> **DATA LISTING**:

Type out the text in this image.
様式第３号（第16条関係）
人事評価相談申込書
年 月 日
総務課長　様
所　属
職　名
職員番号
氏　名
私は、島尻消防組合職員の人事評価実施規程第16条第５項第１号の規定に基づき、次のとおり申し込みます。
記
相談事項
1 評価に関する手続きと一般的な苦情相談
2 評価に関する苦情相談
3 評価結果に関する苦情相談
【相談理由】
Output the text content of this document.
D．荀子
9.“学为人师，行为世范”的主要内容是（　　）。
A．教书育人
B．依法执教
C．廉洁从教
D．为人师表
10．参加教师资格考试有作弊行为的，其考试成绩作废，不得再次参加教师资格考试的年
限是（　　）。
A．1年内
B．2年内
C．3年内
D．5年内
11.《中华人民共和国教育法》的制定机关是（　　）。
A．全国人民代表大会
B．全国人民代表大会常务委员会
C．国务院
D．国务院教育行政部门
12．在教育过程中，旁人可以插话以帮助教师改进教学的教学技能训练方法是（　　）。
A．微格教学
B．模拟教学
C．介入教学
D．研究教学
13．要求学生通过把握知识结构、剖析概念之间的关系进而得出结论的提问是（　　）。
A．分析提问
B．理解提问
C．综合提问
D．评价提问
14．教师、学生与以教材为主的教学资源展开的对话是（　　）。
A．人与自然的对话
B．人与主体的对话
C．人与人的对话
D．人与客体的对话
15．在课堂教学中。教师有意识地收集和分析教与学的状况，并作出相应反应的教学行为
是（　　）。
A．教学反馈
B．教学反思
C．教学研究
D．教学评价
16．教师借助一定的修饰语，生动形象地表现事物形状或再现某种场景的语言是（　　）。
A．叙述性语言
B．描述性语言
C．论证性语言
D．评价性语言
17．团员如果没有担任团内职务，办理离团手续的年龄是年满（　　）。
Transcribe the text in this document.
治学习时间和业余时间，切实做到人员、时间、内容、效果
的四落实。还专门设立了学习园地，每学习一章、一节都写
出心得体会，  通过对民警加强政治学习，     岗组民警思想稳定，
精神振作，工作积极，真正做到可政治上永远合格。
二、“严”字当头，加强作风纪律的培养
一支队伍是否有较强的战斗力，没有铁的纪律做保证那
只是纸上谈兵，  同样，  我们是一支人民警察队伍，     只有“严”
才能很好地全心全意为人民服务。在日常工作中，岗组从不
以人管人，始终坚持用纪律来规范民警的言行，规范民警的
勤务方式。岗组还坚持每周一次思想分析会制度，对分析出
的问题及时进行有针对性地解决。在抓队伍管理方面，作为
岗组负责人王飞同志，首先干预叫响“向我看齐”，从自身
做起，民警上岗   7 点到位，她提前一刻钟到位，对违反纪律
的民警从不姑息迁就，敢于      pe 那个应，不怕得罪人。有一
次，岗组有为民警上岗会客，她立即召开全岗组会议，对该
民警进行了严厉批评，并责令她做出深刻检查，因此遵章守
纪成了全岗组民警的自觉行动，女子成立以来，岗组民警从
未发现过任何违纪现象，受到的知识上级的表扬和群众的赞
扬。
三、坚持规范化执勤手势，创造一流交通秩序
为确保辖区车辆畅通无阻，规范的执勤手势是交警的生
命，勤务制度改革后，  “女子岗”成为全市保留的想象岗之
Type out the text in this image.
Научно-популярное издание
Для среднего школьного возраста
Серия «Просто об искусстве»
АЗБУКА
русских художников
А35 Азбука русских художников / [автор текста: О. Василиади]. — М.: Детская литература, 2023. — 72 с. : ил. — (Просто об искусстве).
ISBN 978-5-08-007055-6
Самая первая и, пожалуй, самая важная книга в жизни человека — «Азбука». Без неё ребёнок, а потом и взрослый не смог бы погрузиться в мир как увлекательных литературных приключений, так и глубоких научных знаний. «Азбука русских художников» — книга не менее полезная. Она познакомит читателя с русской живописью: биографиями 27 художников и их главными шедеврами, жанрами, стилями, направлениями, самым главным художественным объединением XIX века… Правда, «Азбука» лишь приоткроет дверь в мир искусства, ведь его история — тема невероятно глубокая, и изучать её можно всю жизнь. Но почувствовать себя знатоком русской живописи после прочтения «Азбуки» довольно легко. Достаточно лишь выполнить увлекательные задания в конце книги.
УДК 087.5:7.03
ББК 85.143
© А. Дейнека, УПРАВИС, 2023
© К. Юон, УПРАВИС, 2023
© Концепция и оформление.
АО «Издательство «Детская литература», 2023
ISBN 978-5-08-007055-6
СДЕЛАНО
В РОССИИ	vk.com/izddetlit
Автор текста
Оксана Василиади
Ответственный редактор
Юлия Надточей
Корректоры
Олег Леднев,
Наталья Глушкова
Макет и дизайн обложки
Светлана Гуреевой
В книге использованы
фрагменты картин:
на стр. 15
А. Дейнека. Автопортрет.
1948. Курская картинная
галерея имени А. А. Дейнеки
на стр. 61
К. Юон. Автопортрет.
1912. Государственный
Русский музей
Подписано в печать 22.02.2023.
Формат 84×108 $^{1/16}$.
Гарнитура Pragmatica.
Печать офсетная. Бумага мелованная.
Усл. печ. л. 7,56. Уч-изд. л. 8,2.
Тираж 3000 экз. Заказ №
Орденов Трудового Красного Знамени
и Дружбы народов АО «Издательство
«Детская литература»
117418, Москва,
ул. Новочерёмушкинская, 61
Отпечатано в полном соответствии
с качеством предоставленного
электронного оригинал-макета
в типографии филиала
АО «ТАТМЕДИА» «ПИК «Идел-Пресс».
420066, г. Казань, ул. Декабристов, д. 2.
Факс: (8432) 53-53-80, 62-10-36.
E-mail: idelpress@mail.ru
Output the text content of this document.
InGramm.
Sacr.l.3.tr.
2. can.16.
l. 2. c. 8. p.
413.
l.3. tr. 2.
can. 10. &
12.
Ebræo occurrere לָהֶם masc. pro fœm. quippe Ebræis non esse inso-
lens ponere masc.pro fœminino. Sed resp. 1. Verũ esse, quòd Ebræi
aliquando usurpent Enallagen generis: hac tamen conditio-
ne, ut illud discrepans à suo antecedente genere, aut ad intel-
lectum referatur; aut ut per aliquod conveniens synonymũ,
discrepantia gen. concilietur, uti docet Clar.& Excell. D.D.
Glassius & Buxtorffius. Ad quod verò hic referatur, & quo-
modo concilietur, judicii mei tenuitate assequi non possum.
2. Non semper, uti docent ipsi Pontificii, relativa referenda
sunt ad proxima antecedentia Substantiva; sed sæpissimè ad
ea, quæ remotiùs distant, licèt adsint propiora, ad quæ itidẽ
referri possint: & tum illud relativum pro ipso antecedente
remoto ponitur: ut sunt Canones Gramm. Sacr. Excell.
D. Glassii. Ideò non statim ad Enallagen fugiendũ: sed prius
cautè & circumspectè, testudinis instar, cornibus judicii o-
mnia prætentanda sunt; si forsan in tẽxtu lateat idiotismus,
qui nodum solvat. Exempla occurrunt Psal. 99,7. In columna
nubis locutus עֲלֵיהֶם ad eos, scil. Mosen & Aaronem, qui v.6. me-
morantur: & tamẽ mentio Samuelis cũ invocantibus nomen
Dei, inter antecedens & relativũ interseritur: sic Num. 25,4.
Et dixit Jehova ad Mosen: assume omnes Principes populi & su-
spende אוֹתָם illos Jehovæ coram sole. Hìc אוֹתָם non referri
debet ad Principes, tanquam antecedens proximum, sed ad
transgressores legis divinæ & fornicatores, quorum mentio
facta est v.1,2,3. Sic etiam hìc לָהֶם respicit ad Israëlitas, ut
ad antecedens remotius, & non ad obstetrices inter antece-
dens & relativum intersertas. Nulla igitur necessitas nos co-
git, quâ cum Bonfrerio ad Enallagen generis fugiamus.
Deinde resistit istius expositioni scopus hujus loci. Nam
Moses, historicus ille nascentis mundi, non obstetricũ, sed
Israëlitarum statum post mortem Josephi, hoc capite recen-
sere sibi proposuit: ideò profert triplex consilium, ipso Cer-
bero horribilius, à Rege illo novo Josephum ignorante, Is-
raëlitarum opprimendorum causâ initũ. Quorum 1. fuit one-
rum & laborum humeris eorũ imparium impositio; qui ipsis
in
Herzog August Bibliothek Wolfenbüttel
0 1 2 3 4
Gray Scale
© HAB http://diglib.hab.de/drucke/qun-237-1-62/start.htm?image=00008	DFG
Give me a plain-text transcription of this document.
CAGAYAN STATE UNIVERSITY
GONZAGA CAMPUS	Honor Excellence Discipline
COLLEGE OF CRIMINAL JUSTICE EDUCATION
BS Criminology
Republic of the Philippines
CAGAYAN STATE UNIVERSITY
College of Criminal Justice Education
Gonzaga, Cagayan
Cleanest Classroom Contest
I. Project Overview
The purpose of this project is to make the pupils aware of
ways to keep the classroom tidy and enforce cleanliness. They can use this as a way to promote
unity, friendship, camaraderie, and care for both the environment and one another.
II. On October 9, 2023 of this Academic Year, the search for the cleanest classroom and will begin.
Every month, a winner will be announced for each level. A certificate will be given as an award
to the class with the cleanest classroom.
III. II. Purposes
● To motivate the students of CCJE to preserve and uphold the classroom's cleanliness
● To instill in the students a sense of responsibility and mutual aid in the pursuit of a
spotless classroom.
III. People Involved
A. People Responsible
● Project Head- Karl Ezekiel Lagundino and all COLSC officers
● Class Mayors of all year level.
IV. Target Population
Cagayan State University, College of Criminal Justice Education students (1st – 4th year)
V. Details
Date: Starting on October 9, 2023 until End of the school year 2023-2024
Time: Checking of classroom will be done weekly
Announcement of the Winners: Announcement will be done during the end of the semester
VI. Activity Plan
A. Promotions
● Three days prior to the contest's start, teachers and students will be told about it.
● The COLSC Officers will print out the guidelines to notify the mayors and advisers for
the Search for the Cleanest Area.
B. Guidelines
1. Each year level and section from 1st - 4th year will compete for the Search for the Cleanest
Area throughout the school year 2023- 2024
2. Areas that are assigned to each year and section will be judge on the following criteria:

> **STATED GOAL**: List each line of the entries that holds the string "done".

> **EXPECTED ANSWER**:
Time: Checking of classroom will be done weekly
Announcement of the Winners: Announcement will be done during the end of the semester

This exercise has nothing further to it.